Using the listing below, please gather every line containing the word "that".

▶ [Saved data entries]
-=-=-

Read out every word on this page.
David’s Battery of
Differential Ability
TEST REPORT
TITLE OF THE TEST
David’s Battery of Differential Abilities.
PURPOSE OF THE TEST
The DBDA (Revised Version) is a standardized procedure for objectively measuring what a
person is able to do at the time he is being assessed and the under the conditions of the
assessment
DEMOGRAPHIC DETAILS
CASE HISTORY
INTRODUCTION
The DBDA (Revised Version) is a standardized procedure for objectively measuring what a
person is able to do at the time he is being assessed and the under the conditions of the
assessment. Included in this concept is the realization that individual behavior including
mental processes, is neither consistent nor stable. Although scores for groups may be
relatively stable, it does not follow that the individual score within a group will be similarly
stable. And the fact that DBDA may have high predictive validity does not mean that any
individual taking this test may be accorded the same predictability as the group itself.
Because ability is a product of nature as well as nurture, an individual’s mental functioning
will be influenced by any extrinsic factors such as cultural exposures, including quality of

-=-=-

▶ [RESULT OF THIS TASK]
assessment. Included in this concept is the realization that individual behavior including
relatively stable, it does not follow that the individual score within a group will be similarly
stable. And the fact that DBDA may have high predictive validity does not mean that any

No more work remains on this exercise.